[Dataset listings of figures]
-- Begin --
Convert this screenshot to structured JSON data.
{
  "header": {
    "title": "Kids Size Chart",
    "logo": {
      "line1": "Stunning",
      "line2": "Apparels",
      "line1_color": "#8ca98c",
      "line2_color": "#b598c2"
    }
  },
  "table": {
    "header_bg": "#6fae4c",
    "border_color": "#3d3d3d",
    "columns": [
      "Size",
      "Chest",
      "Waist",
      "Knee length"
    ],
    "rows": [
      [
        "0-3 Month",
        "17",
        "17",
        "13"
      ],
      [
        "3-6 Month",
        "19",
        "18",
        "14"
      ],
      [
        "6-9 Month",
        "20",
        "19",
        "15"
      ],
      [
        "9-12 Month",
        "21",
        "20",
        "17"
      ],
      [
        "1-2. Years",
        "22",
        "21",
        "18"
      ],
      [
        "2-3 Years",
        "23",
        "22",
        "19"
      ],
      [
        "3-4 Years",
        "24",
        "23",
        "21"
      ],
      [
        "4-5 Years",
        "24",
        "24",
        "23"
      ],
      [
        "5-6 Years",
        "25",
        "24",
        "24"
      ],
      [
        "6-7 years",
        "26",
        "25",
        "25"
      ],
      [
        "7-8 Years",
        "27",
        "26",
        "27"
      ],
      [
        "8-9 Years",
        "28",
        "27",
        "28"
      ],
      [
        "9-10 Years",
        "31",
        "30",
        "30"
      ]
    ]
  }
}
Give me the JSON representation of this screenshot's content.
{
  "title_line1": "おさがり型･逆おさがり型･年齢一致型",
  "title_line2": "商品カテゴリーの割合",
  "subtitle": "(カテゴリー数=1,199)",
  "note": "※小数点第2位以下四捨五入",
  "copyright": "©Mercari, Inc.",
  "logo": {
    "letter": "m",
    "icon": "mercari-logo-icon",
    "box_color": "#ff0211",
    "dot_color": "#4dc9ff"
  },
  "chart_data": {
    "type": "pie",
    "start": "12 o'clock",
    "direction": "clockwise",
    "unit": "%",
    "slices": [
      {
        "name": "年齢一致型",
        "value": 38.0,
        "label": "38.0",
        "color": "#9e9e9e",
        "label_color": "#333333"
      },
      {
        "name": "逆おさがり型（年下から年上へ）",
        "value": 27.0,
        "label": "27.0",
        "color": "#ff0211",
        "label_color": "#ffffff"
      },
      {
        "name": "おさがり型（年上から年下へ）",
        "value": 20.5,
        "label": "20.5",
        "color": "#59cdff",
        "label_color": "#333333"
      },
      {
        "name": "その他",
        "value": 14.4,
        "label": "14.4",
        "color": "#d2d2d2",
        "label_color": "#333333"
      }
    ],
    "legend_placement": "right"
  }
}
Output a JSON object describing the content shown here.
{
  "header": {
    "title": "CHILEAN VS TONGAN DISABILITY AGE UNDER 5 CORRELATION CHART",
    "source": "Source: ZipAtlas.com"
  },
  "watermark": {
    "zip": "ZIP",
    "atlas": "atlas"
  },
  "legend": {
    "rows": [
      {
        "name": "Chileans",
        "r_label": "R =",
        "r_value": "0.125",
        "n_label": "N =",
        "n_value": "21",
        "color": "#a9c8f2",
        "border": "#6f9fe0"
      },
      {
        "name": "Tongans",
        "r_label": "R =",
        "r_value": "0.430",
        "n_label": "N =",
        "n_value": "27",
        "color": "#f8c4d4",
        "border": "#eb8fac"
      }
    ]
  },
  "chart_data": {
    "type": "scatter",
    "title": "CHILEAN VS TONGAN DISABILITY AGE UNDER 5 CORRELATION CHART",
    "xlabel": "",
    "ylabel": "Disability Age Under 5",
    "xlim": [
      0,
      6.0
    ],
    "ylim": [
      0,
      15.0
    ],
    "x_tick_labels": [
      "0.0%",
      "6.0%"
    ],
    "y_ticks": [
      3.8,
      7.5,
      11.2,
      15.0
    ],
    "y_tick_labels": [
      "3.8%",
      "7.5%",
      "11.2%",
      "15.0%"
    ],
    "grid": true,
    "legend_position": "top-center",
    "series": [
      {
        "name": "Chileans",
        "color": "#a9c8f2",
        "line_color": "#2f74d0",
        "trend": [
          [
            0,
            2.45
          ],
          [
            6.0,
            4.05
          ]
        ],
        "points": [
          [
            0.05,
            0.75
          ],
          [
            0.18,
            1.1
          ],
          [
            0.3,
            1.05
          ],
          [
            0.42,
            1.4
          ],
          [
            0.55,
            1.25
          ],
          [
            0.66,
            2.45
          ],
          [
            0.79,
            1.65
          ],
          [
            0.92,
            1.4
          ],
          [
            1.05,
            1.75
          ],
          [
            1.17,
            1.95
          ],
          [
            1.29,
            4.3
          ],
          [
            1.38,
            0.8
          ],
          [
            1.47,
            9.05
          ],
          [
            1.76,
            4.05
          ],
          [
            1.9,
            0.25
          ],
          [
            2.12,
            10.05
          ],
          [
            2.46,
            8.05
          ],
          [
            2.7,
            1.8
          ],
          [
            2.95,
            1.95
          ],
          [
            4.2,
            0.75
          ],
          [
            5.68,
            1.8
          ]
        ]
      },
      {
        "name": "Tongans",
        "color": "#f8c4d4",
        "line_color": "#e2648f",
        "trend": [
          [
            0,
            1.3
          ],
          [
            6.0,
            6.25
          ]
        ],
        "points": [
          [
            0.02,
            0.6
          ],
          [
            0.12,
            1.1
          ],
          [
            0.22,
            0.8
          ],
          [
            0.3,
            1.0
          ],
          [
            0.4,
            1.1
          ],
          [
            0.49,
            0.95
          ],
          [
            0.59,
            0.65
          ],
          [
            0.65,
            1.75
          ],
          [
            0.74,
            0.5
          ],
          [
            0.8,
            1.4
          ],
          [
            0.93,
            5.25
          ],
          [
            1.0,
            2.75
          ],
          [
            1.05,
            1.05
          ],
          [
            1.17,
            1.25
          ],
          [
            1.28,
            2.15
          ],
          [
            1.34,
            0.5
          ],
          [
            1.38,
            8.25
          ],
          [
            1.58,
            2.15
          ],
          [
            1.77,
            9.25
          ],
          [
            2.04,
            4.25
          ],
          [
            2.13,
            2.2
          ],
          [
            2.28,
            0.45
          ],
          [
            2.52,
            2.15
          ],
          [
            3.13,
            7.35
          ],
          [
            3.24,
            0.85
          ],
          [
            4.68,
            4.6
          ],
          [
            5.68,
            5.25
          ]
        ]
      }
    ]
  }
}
-- End --
-- Begin --
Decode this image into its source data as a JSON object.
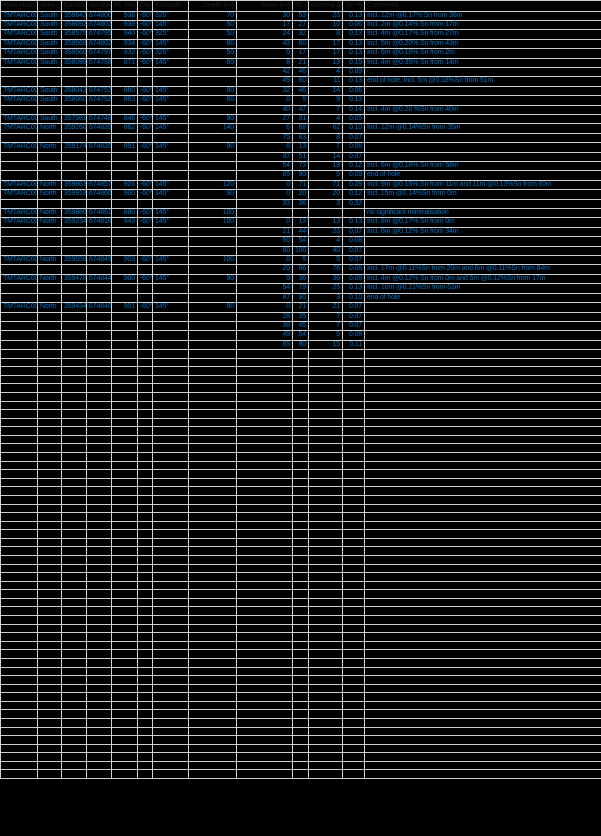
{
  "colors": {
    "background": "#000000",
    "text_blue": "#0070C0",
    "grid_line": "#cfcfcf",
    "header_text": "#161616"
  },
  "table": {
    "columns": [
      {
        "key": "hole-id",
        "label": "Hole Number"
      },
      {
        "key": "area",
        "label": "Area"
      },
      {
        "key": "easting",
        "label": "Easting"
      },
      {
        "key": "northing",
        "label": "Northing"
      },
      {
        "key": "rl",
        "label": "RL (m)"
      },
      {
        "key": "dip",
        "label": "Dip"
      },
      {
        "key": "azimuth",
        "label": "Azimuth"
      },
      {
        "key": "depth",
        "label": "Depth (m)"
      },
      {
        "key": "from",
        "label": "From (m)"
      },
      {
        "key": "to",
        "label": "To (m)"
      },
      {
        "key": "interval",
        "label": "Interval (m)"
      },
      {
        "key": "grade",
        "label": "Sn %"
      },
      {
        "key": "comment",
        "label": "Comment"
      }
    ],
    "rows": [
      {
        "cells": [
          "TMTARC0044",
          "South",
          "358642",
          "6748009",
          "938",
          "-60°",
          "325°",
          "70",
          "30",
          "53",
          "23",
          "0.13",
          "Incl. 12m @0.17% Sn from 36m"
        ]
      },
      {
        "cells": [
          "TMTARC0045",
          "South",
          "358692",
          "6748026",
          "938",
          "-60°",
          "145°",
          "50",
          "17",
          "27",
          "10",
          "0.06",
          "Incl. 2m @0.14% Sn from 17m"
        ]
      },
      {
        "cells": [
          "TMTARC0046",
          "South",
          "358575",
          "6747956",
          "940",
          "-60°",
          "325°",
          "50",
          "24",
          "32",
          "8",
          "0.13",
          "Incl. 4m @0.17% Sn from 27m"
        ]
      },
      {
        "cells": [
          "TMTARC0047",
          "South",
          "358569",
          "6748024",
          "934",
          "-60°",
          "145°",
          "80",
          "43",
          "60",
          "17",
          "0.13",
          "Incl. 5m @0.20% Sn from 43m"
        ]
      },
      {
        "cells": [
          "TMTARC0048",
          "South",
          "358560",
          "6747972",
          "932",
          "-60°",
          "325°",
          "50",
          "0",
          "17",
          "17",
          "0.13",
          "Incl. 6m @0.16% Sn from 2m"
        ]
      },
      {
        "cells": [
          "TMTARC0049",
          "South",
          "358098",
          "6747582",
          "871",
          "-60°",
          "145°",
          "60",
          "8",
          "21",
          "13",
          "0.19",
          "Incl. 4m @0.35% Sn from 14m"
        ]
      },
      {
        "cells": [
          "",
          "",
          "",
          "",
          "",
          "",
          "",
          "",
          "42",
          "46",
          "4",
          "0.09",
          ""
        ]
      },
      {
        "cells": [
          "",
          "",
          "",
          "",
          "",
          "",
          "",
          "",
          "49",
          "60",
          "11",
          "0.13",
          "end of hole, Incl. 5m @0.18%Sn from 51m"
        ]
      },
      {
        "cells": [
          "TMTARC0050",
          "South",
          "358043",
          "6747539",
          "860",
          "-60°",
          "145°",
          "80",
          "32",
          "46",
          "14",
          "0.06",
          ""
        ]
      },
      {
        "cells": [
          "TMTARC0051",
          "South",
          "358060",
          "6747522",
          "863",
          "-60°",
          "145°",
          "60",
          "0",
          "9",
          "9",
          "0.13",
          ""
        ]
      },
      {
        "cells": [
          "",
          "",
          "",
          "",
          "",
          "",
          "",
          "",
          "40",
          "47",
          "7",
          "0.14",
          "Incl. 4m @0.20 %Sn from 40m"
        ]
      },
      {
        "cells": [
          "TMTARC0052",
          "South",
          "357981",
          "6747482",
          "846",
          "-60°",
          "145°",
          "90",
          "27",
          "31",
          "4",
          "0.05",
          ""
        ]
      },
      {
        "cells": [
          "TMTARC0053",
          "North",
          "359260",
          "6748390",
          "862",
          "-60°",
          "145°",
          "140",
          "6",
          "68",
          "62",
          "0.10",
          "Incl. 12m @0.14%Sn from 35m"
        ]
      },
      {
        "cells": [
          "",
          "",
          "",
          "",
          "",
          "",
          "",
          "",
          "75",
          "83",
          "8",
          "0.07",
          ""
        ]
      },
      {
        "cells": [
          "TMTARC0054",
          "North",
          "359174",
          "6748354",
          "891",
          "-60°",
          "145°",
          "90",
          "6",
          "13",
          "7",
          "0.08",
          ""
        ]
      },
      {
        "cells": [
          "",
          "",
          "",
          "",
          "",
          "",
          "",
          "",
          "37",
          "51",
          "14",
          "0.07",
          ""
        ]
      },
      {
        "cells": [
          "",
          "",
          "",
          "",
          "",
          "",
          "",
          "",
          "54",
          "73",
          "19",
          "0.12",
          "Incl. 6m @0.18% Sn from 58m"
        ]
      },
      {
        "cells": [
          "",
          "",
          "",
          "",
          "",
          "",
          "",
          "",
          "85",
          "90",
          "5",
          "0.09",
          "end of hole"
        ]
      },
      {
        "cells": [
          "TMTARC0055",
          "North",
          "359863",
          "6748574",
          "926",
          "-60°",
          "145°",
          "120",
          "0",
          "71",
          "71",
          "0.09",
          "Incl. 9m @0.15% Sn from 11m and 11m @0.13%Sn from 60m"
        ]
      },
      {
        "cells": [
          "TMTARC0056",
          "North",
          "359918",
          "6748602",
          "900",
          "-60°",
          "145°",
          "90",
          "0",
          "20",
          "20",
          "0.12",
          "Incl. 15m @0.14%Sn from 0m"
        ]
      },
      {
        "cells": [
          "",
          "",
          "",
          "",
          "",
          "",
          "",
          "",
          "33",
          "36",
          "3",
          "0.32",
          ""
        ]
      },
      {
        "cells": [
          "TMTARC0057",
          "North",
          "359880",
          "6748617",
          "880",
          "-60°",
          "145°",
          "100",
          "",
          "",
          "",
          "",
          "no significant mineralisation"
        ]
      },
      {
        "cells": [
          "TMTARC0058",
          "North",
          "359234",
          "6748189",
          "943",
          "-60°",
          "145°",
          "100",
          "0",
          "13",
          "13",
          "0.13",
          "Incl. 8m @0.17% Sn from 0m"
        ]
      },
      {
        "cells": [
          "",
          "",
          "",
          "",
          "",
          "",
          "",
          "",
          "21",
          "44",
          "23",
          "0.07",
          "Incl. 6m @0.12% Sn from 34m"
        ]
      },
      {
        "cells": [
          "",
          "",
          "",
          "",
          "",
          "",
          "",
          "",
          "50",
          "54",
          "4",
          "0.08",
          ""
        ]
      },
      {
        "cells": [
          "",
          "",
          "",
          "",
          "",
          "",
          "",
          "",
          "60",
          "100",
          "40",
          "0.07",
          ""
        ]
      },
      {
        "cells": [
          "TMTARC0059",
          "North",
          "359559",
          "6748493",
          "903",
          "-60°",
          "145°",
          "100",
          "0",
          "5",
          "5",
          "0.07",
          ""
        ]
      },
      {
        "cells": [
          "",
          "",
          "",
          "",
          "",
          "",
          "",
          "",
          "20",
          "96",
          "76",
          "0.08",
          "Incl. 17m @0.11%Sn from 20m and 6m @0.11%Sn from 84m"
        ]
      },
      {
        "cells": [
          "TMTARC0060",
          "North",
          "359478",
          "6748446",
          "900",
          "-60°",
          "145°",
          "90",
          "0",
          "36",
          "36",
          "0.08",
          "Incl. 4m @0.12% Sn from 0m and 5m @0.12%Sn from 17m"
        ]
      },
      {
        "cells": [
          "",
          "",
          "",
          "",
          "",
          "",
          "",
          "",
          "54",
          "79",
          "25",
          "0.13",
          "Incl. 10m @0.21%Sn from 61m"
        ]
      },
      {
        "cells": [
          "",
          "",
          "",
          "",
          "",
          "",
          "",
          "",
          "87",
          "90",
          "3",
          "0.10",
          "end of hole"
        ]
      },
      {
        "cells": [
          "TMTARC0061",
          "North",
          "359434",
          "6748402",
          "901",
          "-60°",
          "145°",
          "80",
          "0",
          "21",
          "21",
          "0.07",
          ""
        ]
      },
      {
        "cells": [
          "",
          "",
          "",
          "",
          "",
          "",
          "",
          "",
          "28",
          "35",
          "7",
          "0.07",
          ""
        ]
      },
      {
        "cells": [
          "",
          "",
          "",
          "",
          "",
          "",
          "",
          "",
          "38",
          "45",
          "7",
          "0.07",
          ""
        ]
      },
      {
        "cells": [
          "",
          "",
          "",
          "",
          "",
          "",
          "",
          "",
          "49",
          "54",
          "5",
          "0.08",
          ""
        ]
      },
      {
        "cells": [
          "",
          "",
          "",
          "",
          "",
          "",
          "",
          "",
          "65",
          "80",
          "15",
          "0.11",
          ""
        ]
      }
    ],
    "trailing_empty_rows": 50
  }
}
-- End --
-- Begin --
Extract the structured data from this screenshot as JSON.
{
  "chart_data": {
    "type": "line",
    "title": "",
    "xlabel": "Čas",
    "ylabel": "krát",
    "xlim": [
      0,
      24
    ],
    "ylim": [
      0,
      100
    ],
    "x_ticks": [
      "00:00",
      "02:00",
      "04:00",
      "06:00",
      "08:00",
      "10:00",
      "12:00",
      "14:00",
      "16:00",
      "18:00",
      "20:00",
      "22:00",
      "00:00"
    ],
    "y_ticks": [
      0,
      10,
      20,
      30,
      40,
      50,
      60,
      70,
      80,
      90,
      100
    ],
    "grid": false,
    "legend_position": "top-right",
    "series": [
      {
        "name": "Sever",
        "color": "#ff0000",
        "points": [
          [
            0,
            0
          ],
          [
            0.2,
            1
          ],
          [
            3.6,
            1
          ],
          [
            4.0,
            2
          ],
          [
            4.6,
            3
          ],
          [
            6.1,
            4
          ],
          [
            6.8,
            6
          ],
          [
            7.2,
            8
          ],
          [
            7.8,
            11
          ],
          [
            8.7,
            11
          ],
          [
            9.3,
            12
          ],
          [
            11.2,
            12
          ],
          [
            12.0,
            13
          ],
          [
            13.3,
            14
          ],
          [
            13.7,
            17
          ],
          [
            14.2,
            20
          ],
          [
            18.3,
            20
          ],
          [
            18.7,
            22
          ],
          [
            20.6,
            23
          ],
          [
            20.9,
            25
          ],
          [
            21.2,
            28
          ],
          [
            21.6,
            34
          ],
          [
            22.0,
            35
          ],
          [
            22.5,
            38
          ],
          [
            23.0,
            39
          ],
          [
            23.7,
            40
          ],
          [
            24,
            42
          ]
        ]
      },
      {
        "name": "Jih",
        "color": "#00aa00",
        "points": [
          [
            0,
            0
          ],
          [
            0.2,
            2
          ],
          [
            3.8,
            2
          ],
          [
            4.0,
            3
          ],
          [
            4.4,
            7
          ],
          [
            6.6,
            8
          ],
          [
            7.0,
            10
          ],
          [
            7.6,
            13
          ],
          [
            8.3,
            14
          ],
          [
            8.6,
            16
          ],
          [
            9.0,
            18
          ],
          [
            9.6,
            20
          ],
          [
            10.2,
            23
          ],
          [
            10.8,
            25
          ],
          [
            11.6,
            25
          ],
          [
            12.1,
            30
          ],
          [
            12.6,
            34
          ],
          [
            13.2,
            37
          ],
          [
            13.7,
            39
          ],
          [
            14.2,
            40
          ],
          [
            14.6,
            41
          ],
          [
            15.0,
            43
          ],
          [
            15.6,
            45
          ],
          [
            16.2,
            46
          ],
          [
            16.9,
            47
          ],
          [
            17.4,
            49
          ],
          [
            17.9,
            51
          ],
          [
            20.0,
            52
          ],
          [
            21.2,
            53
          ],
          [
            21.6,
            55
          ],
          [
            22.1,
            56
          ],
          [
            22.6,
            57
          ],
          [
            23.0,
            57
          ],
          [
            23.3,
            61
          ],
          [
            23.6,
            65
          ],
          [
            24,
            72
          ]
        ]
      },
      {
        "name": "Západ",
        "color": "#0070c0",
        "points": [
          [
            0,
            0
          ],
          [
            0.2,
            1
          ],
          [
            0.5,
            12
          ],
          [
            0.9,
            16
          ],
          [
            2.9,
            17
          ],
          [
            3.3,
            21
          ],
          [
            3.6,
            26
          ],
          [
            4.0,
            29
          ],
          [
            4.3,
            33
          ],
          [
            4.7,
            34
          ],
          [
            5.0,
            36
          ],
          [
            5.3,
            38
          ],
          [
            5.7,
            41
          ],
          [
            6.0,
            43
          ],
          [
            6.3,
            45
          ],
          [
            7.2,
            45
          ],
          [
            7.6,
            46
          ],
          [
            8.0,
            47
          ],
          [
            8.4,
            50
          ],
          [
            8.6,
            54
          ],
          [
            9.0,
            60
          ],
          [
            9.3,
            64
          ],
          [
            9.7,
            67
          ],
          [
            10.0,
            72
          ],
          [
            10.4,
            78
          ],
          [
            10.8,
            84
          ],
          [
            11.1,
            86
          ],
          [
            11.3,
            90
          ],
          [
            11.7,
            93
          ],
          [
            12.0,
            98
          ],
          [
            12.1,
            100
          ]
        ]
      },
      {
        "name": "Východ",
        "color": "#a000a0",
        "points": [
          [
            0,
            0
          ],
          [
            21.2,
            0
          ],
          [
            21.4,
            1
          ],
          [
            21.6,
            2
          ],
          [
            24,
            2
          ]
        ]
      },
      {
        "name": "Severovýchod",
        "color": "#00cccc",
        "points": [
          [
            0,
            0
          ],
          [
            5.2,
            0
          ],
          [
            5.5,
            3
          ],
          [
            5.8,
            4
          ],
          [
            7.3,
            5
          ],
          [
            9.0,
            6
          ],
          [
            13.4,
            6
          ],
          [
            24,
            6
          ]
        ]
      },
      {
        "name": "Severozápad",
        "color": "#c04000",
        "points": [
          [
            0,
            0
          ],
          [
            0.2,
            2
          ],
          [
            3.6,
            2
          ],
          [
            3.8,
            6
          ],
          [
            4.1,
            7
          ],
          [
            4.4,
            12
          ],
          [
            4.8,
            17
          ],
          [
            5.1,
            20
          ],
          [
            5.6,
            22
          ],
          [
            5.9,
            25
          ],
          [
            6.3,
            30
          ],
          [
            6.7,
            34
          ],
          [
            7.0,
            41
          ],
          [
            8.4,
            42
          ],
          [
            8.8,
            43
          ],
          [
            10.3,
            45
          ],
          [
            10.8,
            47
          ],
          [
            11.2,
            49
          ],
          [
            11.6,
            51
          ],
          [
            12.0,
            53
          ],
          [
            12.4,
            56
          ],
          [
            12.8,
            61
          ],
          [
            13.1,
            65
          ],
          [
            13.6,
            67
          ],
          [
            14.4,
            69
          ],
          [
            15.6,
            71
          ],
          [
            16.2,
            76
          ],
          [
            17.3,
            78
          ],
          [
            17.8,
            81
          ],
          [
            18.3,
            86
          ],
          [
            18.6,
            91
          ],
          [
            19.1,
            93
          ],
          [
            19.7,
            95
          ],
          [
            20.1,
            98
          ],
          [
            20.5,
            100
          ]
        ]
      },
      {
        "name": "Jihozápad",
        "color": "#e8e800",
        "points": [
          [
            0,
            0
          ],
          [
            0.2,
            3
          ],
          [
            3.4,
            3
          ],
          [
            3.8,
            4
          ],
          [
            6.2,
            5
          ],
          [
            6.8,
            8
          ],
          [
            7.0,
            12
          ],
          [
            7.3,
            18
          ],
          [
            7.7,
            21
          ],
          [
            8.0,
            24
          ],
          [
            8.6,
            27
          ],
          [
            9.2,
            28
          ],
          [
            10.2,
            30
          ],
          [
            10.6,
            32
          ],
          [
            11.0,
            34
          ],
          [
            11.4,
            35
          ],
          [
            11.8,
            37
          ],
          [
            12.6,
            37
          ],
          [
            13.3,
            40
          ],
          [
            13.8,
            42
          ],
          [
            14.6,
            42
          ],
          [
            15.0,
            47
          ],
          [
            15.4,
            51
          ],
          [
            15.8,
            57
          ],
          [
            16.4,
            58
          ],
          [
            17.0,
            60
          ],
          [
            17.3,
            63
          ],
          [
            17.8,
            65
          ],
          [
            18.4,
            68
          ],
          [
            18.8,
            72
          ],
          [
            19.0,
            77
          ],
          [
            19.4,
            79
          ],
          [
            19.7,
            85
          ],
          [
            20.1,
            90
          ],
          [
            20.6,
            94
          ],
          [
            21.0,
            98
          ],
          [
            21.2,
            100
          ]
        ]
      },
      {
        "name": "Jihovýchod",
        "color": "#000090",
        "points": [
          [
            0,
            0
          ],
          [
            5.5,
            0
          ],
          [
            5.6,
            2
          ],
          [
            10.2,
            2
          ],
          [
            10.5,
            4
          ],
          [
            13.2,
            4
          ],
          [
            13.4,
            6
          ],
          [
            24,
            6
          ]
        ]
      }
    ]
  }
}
-- End --
__What the task requires__. List the lines of the entries that include "年齢一致型".

__Task answer__.
  "title_line1": "おさがり型･逆おさがり型･年齢一致型",
        "name": "年齢一致型",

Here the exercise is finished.